▶ _Exercise objective_:
This exercise asks for every line of the material that includes the word "Vorticity".

━━━ Material supplied

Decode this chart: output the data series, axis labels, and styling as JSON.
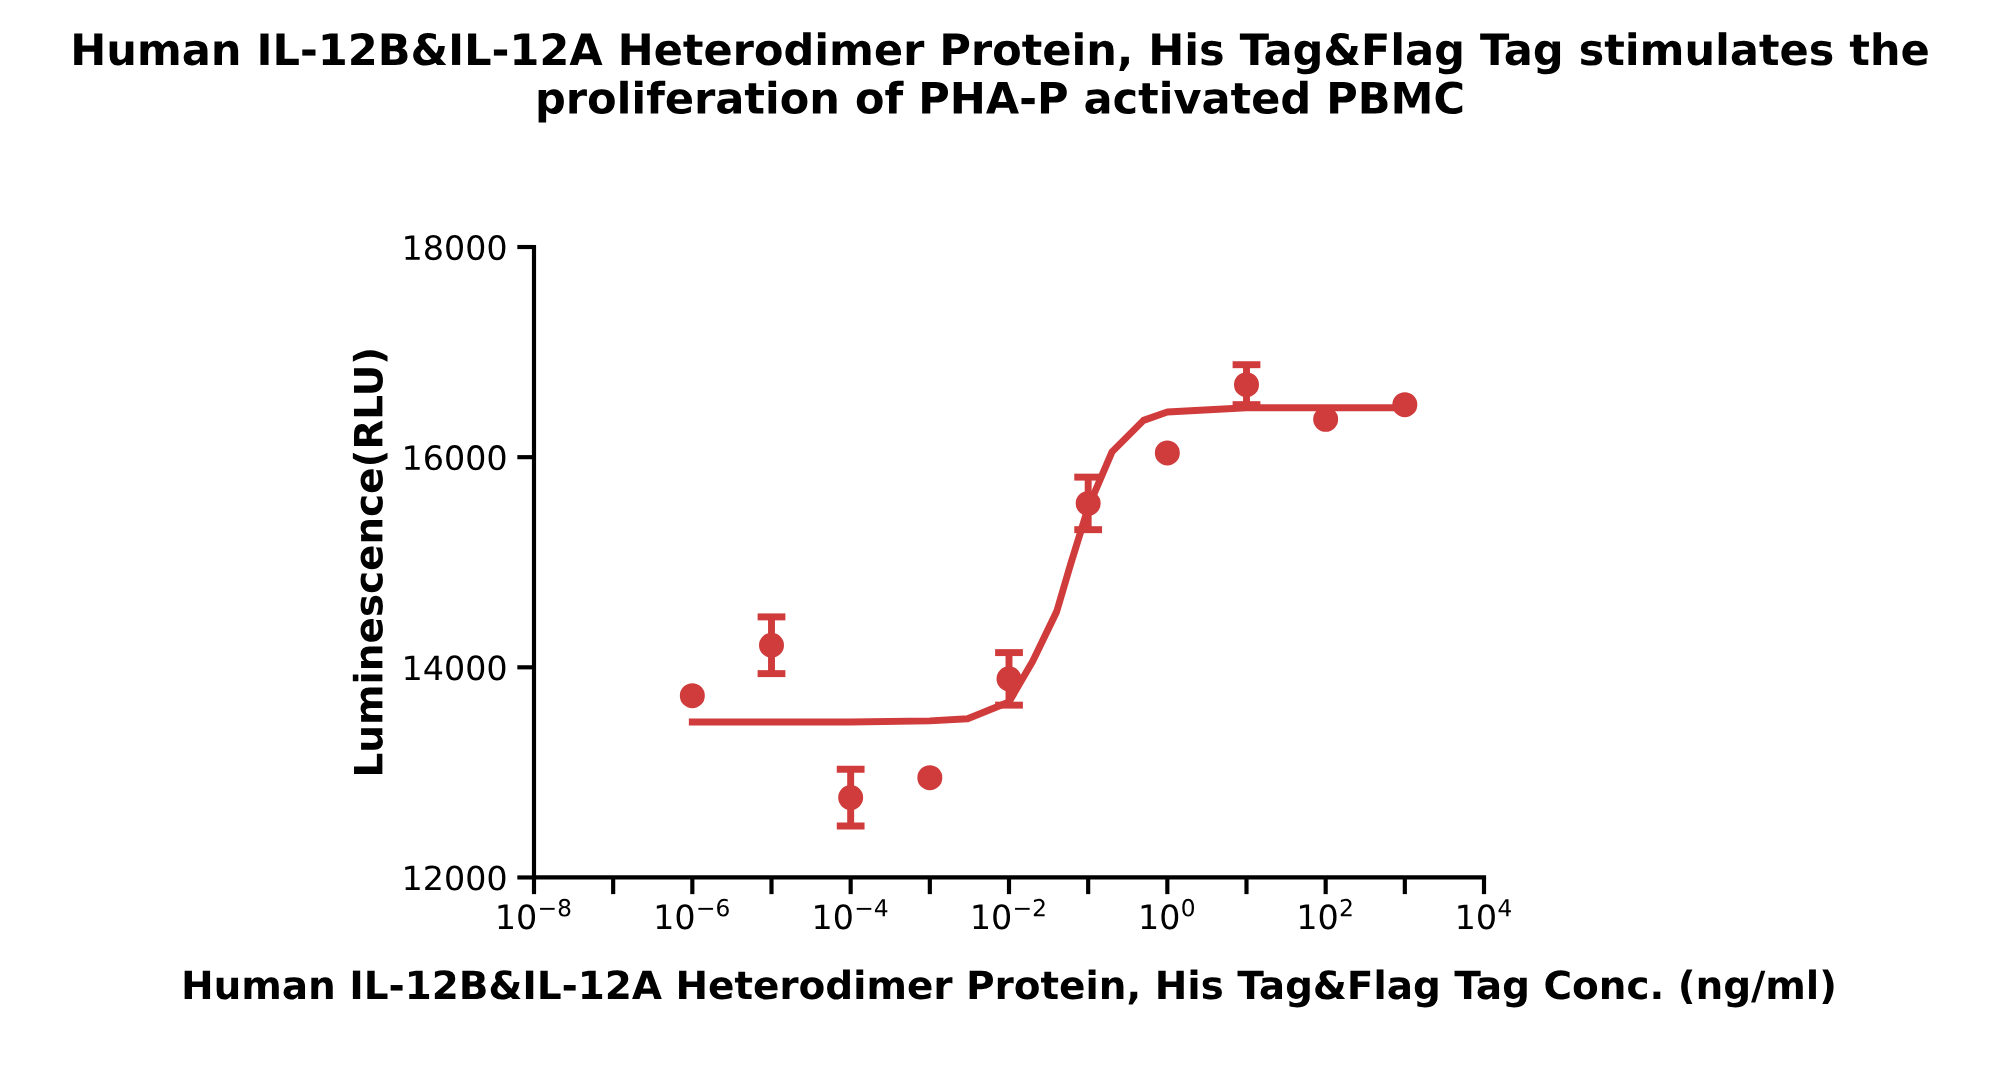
{
  "chart_data": {
    "type": "scatter",
    "title": "Human IL-12B&IL-12A Heterodimer Protein, His Tag&Flag Tag stimulates the proliferation of PHA-P activated PBMC",
    "xlabel": "Human IL-12B&IL-12A Heterodimer Protein, His Tag&Flag Tag Conc. (ng/ml)",
    "ylabel": "Luminescence(RLU)",
    "log": "x",
    "marker": "circle",
    "grid": false,
    "xlim": [
      1e-08,
      10000
    ],
    "ylim": [
      12000,
      18000
    ],
    "xticks": [
      {
        "value": 1e-08,
        "label": "10$^{−8}$"
      },
      {
        "value": 1e-07,
        "label": null
      },
      {
        "value": 1e-06,
        "label": "10$^{−6}$"
      },
      {
        "value": 1e-05,
        "label": null
      },
      {
        "value": 0.0001,
        "label": "10$^{−4}$"
      },
      {
        "value": 0.001,
        "label": null
      },
      {
        "value": 0.01,
        "label": "10$^{−2}$"
      },
      {
        "value": 0.1,
        "label": null
      },
      {
        "value": 1,
        "label": "10$^{0}$"
      },
      {
        "value": 10,
        "label": null
      },
      {
        "value": 100,
        "label": "10$^{2}$"
      },
      {
        "value": 1000,
        "label": null
      },
      {
        "value": 10000,
        "label": "10$^{4}$"
      }
    ],
    "yticks": [
      12000,
      14000,
      16000,
      18000
    ],
    "series": [
      {
        "color": "#d03c3c",
        "x": [
          1e-06,
          1e-05,
          0.0001,
          0.001,
          0.01,
          0.1,
          1,
          10,
          100,
          1000
        ],
        "values": [
          13730,
          14210,
          12760,
          12950,
          13890,
          15560,
          16040,
          16690,
          16360,
          16500
        ],
        "errors": [
          null,
          270,
          270,
          null,
          250,
          250,
          null,
          190,
          null,
          null
        ]
      },
      {
        "type": "line",
        "color": "#d03c3c",
        "marker": "none",
        "x": [
          1e-06,
          0.0001,
          0.001,
          0.003,
          0.01,
          0.02,
          0.04,
          0.06,
          0.1,
          0.2,
          0.5,
          1,
          10,
          1000
        ],
        "values": [
          13480,
          13480,
          13490,
          13510,
          13670,
          14060,
          14530,
          14980,
          15520,
          16050,
          16350,
          16430,
          16470,
          16470
        ]
      }
    ]
  }
}
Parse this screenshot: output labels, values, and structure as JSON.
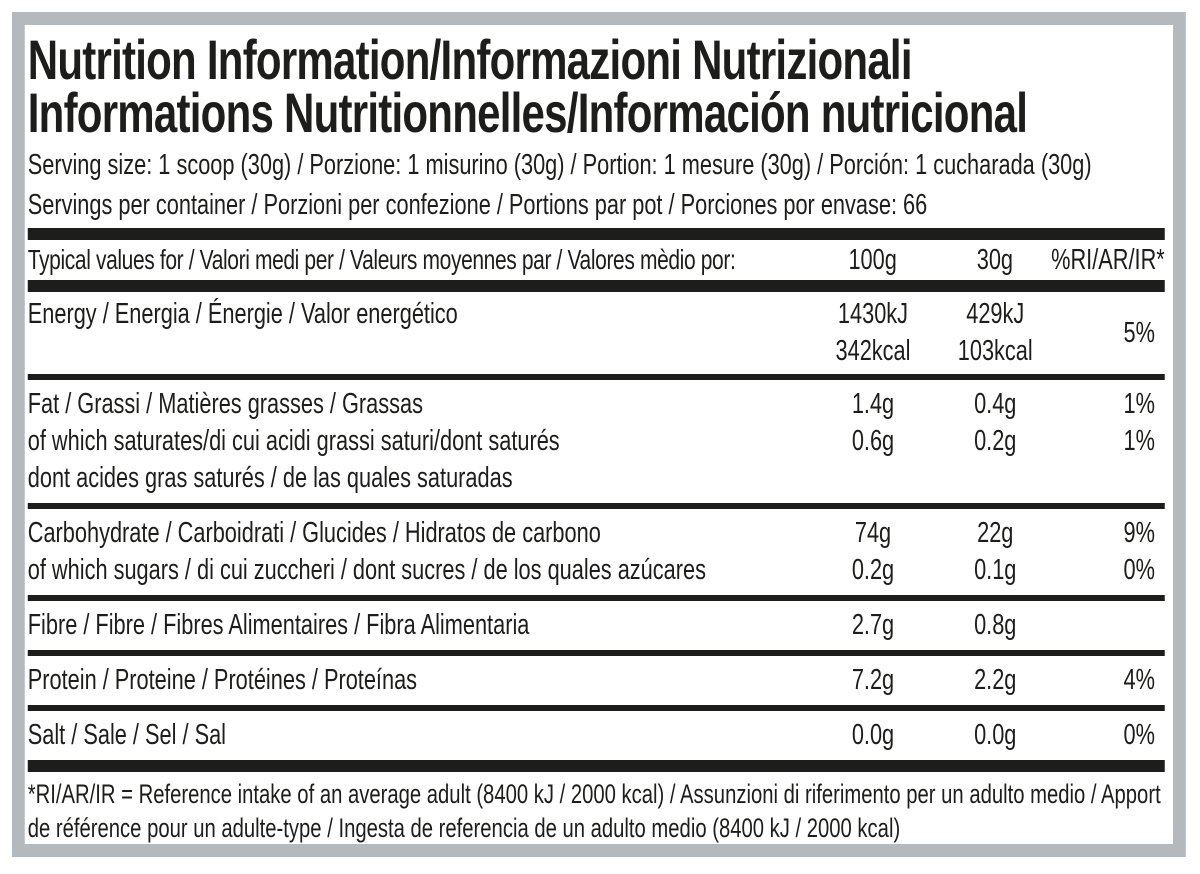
{
  "label": {
    "title_line1": "Nutrition Information/Informazioni Nutrizionali",
    "title_line2": "Informations Nutritionnelles/Información nutricional",
    "serving_size": "Serving size: 1 scoop (30g) / Porzione: 1 misurino (30g) / Portion: 1 mesure (30g) / Porción: 1 cucharada (30g)",
    "servings_per_container": "Servings per container / Porzioni per confezione / Portions par pot / Porciones por envase: 66",
    "footnote": "*RI/AR/IR = Reference intake of an average adult (8400 kJ / 2000 kcal)  / Assunzioni di riferimento per un adulto medio / Apport de référence pour un adulte-type / Ingesta de referencia de un adulto medio (8400 kJ / 2000 kcal)"
  },
  "colors": {
    "ink": "#1d1d1b",
    "frame_gray": "#b3b9bc",
    "background": "#ffffff"
  },
  "table": {
    "header": {
      "label": "Typical values for / Valori medi per / Valeurs moyennes par / Valores mèdio por:",
      "col_100g": "100g",
      "col_30g": "30g",
      "col_ri": "%RI/AR/IR*"
    },
    "energy": {
      "label": "Energy / Energia / Énergie / Valor energético",
      "kj_100": "1430kJ",
      "kcal_100": "342kcal",
      "kj_30": "429kJ",
      "kcal_30": "103kcal",
      "ri": "5%"
    },
    "rows": [
      {
        "name": "fat",
        "lines": [
          {
            "label": "Fat / Grassi / Matières grasses / Grassas",
            "v100": "1.4g",
            "v30": "0.4g",
            "ri": "1%"
          },
          {
            "label": "of which saturates/di cui acidi grassi saturi/dont saturés",
            "v100": "0.6g",
            "v30": "0.2g",
            "ri": "1%"
          },
          {
            "label": "dont acides gras saturés / de las quales saturadas",
            "v100": "",
            "v30": "",
            "ri": ""
          }
        ]
      },
      {
        "name": "carbohydrate",
        "lines": [
          {
            "label": "Carbohydrate / Carboidrati / Glucides / Hidratos de carbono",
            "v100": "74g",
            "v30": "22g",
            "ri": "9%"
          },
          {
            "label": "of which sugars / di cui zuccheri / dont sucres / de los quales azúcares",
            "v100": "0.2g",
            "v30": "0.1g",
            "ri": "0%"
          }
        ]
      },
      {
        "name": "fibre",
        "lines": [
          {
            "label": "Fibre / Fibre / Fibres Alimentaires / Fibra Alimentaria",
            "v100": "2.7g",
            "v30": "0.8g",
            "ri": ""
          }
        ]
      },
      {
        "name": "protein",
        "lines": [
          {
            "label": "Protein / Proteine / Protéines / Proteínas",
            "v100": "7.2g",
            "v30": "2.2g",
            "ri": "4%"
          }
        ]
      },
      {
        "name": "salt",
        "lines": [
          {
            "label": "Salt / Sale / Sel / Sal",
            "v100": "0.0g",
            "v30": "0.0g",
            "ri": "0%"
          }
        ]
      }
    ]
  }
}
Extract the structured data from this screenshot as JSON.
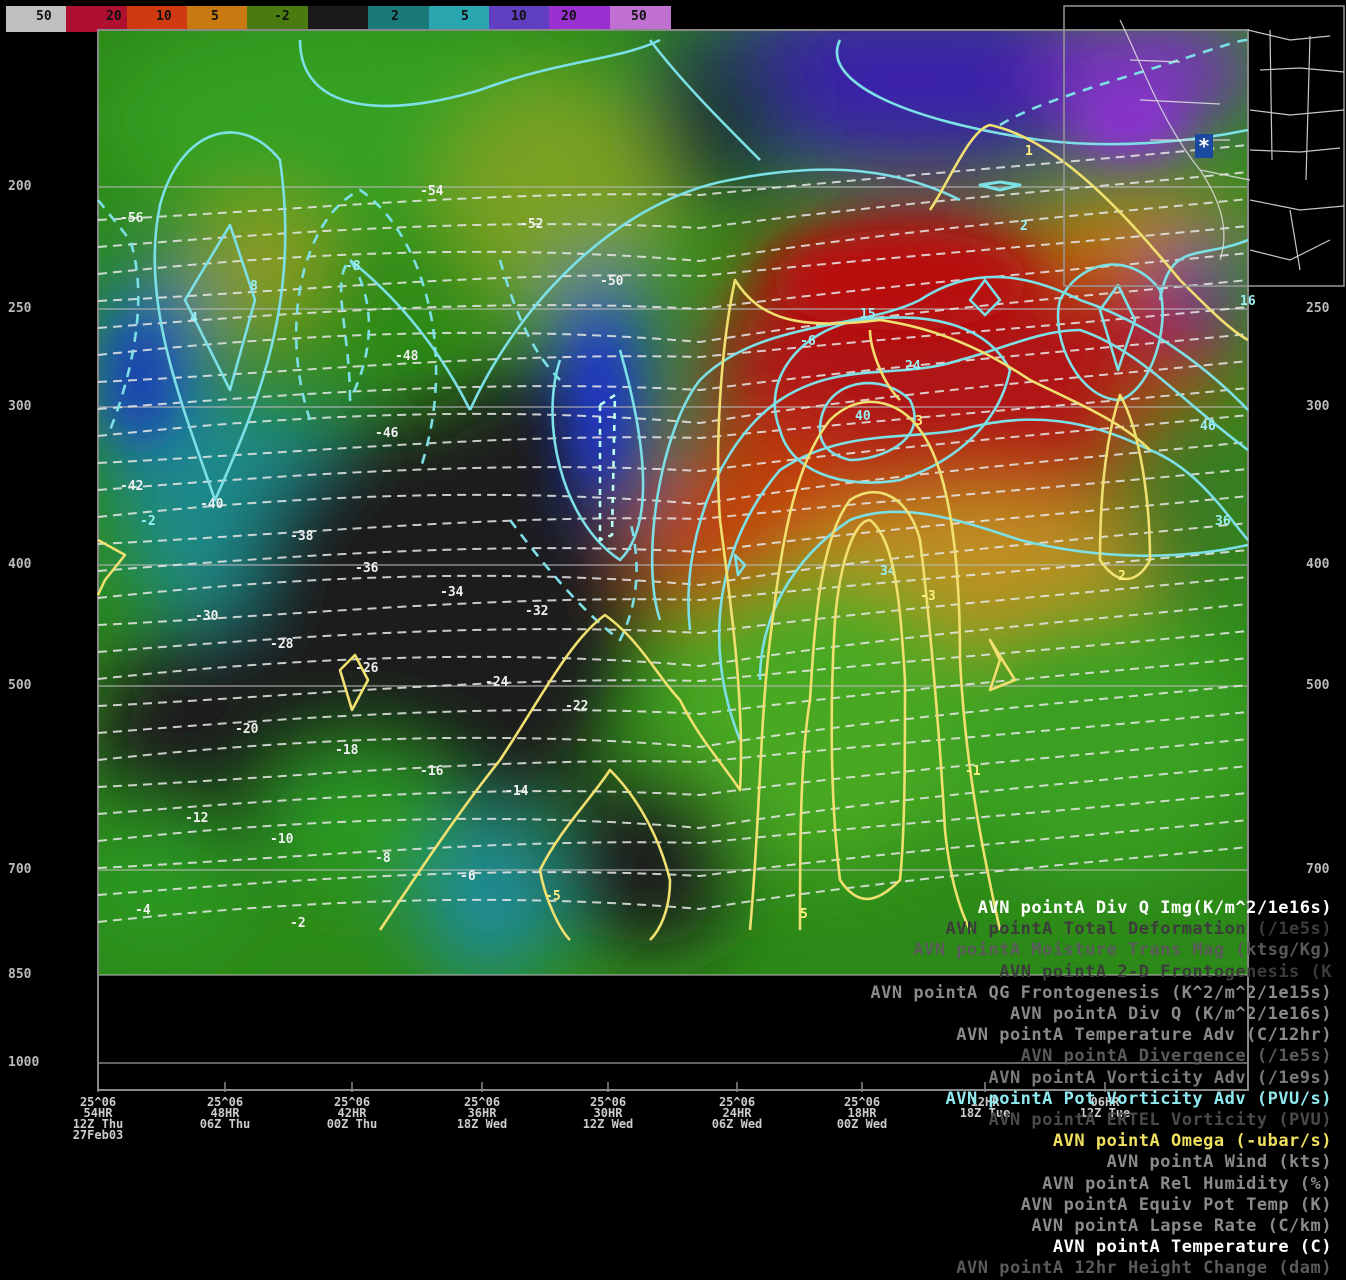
{
  "colorbar": {
    "labels": [
      "50",
      "20",
      "10",
      "5",
      "-2",
      "2",
      "5",
      "10",
      "20",
      "50"
    ],
    "colors": [
      "#c0c0c0",
      "#b01030",
      "#d03a10",
      "#c87a10",
      "#4a7a10",
      "#1a1a1a",
      "#1a7a7a",
      "#2aa6b0",
      "#6040c0",
      "#9a30d0",
      "#c070d0"
    ]
  },
  "chart_data": {
    "type": "heatmap",
    "title": "",
    "description_fields": "time-height cross section",
    "y_axis": {
      "ticks": [
        "200",
        "250",
        "300",
        "400",
        "500",
        "700",
        "850",
        "1000"
      ],
      "right_ticks": [
        "250",
        "300",
        "400",
        "500",
        "700"
      ]
    },
    "x_axis": {
      "ticks": [
        {
          "valid": "25^06",
          "fhr": "54HR",
          "day": "12Z Thu",
          "extra": "27Feb03"
        },
        {
          "valid": "25^06",
          "fhr": "48HR",
          "day": "06Z Thu",
          "extra": ""
        },
        {
          "valid": "25^06",
          "fhr": "42HR",
          "day": "00Z Thu",
          "extra": ""
        },
        {
          "valid": "25^06",
          "fhr": "36HR",
          "day": "18Z Wed",
          "extra": ""
        },
        {
          "valid": "25^06",
          "fhr": "30HR",
          "day": "12Z Wed",
          "extra": ""
        },
        {
          "valid": "25^06",
          "fhr": "24HR",
          "day": "06Z Wed",
          "extra": ""
        },
        {
          "valid": "25^06",
          "fhr": "18HR",
          "day": "00Z Wed",
          "extra": ""
        },
        {
          "valid": "",
          "fhr": "12HR",
          "day": "18Z Tue",
          "extra": ""
        },
        {
          "valid": "",
          "fhr": "06HR",
          "day": "12Z Tue",
          "extra": ""
        }
      ]
    },
    "temperature_contours": [
      "-56",
      "-54",
      "-52",
      "-50",
      "-48",
      "-46",
      "-42",
      "-40",
      "-38",
      "-36",
      "-34",
      "-32",
      "-30",
      "-28",
      "-26",
      "-24",
      "-22",
      "-20",
      "-18",
      "-16",
      "-14",
      "-12",
      "-10",
      "-8",
      "-6",
      "-4",
      "-2"
    ],
    "pv_contour_labels": [
      "-2",
      "-8",
      "-6",
      "2",
      "4",
      "8",
      "15",
      "16",
      "24",
      "34",
      "36",
      "40",
      "46"
    ],
    "omega_contour_labels": [
      "1",
      "3",
      "5",
      "-1",
      "-3",
      "-5",
      "2"
    ],
    "series": [
      {
        "name": "AVN pointA Div Q Img(K/m^2/1e16s)",
        "style": "image"
      },
      {
        "name": "AVN pointA Pot Vorticity Adv (PVU/s)",
        "style": "cyan contour"
      },
      {
        "name": "AVN pointA Omega (-ubar/s)",
        "style": "yellow contour"
      },
      {
        "name": "AVN pointA Temperature (C)",
        "style": "white dashed contour"
      }
    ]
  },
  "legend": {
    "items": [
      {
        "text": "AVN pointA Div Q Img(K/m^2/1e16s)",
        "color": "#ffffff"
      },
      {
        "text": "AVN pointA Total Deformation (/1e5s)",
        "color": "#3c3c3c"
      },
      {
        "text": "AVN pointA Moisture Trans Mag (ktsg/Kg)",
        "color": "#5a5a5a"
      },
      {
        "text": "AVN pointA 2-D Frontogenesis (K",
        "color": "#3c3c3c"
      },
      {
        "text": "AVN pointA QG Frontogenesis (K^2/m^2/1e15s)",
        "color": "#8a8a8a"
      },
      {
        "text": "AVN pointA Div Q (K/m^2/1e16s)",
        "color": "#8a8a8a"
      },
      {
        "text": "AVN pointA Temperature Adv (C/12hr)",
        "color": "#8a8a8a"
      },
      {
        "text": "AVN pointA Divergence (/1e5s)",
        "color": "#5a5a5a"
      },
      {
        "text": "AVN pointA Vorticity Adv (/1e9s)",
        "color": "#7a7a7a"
      },
      {
        "text": "AVN pointA Pot Vorticity Adv (PVU/s)",
        "color": "#8feaf0"
      },
      {
        "text": "AVN pointA ERTEL Vorticity (PVU)",
        "color": "#4a4a4a"
      },
      {
        "text": "AVN pointA Omega (-ubar/s)",
        "color": "#f0e060"
      },
      {
        "text": "AVN pointA Wind (kts)",
        "color": "#8a8a8a"
      },
      {
        "text": "AVN pointA Rel Humidity (%)",
        "color": "#8a8a8a"
      },
      {
        "text": "AVN pointA Equiv Pot Temp (K)",
        "color": "#8a8a8a"
      },
      {
        "text": "AVN pointA Lapse Rate (C/km)",
        "color": "#8a8a8a"
      },
      {
        "text": "AVN pointA Temperature (C)",
        "color": "#ffffff"
      },
      {
        "text": "AVN pointA 12hr Height Change (dam)",
        "color": "#5a5a5a"
      }
    ]
  },
  "inset_map": {
    "marker": "*"
  }
}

━━━━━━

▶ _Response_:
        "name": "AVN pointA Pot Vorticity Adv (PVU/s)",
        "text": "AVN pointA Vorticity Adv (/1e9s)",
        "text": "AVN pointA Pot Vorticity Adv (PVU/s)",
        "text": "AVN pointA ERTEL Vorticity (PVU)",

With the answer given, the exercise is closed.